[start of Input records]
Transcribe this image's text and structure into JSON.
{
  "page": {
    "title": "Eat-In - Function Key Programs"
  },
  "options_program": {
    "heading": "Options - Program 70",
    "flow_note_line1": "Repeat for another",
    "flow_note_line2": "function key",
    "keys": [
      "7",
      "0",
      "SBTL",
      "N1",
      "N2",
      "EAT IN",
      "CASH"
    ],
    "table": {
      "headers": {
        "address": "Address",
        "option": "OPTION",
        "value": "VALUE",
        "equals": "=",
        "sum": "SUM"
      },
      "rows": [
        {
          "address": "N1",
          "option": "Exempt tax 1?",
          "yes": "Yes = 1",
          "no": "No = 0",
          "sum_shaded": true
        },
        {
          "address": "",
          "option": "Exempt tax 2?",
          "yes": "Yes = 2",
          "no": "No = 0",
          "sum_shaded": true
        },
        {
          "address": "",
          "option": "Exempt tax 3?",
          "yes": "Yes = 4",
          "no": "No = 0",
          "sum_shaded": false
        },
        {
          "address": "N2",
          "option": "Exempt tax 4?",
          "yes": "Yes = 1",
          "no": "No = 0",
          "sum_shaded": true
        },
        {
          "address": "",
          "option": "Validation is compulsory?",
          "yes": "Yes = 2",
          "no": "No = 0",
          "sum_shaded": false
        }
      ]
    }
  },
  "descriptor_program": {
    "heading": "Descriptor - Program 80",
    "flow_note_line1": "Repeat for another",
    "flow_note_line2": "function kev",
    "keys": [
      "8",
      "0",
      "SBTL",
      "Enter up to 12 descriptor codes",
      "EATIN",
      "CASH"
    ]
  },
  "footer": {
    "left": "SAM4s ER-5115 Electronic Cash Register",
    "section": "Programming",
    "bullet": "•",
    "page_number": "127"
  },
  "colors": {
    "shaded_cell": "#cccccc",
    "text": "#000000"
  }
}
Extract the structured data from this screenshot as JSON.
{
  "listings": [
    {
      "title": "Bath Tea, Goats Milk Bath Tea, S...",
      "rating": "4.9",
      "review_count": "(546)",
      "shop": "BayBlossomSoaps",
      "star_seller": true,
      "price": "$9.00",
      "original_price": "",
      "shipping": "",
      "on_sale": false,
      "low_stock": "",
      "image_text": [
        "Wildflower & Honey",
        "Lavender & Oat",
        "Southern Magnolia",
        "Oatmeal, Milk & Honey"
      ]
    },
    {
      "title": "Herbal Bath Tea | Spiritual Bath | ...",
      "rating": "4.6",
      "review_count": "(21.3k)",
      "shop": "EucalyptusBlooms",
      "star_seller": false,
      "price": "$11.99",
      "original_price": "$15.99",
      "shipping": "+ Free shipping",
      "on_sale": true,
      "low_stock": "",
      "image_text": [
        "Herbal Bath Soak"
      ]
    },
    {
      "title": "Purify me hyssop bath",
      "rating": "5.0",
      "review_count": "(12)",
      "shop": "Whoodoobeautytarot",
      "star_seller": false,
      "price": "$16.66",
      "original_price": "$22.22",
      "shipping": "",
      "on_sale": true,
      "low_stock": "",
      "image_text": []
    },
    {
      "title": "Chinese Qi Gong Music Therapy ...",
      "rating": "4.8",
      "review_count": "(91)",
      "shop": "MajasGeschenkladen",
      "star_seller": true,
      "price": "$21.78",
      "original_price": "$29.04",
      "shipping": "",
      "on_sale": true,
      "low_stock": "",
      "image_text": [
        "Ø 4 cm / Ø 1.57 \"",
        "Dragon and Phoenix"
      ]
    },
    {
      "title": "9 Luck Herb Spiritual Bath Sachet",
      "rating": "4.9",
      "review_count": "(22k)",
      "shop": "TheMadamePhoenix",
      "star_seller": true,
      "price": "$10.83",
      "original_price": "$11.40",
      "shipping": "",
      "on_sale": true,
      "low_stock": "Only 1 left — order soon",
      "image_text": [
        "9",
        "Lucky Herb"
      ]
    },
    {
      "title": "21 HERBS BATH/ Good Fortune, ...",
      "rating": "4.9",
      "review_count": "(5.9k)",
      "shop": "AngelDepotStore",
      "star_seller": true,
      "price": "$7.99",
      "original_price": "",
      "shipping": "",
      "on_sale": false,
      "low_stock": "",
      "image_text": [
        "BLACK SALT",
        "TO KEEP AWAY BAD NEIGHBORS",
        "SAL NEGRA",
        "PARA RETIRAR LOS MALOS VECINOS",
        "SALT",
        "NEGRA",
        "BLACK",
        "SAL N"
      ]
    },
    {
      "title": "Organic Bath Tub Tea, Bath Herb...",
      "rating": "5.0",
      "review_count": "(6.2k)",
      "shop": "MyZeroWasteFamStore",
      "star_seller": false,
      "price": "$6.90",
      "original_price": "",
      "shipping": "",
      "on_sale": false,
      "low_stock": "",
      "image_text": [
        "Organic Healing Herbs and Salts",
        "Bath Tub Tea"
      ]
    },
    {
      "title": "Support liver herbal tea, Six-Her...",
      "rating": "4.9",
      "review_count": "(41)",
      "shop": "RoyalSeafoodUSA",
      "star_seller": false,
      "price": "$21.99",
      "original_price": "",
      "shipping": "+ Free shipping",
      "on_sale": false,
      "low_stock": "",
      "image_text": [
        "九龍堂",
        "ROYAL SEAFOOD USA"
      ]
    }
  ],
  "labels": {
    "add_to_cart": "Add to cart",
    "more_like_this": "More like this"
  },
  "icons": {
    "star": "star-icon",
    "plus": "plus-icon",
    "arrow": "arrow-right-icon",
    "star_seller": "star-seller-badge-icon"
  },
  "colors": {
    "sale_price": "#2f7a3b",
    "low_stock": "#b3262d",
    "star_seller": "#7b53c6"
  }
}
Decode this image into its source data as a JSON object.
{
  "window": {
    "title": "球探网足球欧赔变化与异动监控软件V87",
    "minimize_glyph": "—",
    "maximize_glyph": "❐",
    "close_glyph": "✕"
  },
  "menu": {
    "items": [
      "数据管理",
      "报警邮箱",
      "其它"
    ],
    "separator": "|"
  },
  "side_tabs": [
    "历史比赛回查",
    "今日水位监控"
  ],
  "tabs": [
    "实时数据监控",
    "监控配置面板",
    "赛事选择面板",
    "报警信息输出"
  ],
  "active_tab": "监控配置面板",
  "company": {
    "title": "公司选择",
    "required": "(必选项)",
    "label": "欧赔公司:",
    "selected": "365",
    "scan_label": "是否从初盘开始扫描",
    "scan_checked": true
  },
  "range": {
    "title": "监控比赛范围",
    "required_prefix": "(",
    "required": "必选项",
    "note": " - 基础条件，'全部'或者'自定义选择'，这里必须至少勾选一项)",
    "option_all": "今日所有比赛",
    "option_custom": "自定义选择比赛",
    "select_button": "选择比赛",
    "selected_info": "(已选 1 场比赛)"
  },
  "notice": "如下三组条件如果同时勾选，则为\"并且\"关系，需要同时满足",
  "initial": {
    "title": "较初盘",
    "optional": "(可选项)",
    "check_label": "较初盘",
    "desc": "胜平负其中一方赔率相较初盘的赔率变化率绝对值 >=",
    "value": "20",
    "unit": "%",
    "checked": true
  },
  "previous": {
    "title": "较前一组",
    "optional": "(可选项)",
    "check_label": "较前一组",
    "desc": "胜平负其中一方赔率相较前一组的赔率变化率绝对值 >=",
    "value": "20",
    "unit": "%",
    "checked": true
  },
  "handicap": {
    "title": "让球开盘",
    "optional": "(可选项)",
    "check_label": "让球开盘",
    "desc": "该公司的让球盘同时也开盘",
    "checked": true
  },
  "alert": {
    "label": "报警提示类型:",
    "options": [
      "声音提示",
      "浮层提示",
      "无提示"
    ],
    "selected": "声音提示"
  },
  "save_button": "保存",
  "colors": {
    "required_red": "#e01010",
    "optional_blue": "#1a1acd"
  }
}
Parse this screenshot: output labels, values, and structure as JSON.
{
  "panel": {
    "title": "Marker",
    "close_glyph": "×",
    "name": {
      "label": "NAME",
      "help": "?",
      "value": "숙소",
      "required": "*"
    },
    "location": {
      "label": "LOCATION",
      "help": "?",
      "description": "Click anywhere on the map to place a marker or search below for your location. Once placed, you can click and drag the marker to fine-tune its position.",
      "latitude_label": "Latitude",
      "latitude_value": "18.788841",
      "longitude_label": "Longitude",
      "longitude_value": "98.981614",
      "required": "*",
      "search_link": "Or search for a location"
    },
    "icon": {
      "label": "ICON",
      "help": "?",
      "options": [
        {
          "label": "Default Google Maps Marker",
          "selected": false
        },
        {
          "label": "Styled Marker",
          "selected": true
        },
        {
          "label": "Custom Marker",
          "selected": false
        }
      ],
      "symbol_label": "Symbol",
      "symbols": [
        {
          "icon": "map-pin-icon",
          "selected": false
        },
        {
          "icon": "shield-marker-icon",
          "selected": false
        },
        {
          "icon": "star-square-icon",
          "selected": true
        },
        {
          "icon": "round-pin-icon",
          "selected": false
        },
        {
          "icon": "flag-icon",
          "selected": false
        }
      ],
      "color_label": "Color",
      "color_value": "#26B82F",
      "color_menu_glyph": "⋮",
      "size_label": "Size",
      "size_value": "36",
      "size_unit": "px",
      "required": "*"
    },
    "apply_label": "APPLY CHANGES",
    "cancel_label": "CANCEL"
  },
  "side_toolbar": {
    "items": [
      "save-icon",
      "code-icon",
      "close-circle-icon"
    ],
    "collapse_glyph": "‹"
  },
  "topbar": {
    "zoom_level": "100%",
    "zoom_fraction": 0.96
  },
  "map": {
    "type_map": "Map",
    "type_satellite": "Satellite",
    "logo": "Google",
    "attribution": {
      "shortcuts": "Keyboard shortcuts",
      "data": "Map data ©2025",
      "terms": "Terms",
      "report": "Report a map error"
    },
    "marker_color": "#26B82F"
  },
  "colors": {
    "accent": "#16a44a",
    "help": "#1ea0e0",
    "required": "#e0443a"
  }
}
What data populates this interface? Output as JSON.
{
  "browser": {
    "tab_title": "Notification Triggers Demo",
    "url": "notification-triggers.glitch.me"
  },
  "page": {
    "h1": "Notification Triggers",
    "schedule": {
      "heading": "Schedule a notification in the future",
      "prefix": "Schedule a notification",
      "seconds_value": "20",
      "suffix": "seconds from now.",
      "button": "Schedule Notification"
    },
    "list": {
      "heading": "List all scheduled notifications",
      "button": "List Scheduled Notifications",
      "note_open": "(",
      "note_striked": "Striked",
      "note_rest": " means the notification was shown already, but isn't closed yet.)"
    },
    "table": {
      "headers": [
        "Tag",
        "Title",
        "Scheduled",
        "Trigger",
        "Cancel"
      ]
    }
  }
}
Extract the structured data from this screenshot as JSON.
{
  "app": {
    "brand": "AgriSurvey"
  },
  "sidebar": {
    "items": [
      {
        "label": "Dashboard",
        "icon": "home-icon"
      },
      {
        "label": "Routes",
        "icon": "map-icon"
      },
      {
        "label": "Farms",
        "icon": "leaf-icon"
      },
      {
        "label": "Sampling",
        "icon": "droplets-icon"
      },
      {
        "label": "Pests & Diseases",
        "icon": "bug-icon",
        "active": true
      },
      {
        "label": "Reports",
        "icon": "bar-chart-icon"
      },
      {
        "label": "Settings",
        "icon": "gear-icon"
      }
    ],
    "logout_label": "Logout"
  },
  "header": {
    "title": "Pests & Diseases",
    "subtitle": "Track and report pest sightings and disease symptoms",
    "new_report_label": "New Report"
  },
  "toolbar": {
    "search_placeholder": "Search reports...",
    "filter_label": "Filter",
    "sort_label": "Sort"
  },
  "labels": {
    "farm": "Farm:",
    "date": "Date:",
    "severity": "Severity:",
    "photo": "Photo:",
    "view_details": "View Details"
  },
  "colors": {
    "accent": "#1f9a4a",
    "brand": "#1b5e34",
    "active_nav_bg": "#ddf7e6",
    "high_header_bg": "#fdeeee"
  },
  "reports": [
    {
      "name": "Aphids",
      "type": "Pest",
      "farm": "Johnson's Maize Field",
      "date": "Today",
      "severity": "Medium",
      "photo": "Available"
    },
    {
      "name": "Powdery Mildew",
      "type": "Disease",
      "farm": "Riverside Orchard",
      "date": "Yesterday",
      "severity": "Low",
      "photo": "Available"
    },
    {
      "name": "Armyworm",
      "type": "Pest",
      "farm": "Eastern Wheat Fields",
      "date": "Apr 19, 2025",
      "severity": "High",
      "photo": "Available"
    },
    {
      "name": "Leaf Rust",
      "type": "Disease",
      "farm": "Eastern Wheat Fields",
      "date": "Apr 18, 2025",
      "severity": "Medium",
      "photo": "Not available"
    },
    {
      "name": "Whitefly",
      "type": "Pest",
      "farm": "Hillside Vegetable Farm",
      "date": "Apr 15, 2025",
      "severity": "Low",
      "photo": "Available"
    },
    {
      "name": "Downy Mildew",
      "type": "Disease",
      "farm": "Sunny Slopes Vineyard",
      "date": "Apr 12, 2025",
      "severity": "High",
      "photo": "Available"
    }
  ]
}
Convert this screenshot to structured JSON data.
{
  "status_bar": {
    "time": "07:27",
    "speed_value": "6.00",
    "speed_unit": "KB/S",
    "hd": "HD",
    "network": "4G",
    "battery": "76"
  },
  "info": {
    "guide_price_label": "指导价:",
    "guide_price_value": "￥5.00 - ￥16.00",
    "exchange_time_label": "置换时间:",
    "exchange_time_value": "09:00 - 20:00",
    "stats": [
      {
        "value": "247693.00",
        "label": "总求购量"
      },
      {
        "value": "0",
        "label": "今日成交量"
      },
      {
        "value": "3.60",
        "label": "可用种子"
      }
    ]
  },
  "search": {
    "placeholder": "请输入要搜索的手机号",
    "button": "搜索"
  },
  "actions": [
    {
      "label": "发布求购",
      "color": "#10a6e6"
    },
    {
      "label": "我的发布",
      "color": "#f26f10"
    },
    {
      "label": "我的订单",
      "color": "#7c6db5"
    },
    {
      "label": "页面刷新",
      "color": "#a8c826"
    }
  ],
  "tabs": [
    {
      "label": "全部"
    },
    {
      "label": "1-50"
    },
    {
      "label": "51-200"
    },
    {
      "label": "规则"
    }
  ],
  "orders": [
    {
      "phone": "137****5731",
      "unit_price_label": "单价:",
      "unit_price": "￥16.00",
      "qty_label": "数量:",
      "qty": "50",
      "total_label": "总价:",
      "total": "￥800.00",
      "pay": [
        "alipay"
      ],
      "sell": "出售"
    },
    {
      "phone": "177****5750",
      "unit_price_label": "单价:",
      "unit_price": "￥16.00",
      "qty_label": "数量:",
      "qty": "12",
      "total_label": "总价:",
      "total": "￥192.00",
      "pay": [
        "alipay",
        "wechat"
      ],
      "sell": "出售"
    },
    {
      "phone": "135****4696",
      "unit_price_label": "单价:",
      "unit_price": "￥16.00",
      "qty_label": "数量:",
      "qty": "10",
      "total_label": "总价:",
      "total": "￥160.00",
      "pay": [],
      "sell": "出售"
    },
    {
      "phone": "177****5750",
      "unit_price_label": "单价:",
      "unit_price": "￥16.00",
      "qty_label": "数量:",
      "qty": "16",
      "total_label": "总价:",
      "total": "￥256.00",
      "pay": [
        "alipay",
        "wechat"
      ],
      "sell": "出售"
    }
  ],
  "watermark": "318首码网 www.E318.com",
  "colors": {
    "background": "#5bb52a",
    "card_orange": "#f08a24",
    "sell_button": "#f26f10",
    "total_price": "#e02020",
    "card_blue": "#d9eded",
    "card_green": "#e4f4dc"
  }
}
[end of Input records]
> [Brief]
Return all lines with the word "Exempt" in them.

> [Task result]
          "option": "Exempt tax 1?",
          "option": "Exempt tax 2?",
          "option": "Exempt tax 3?",
          "option": "Exempt tax 4?",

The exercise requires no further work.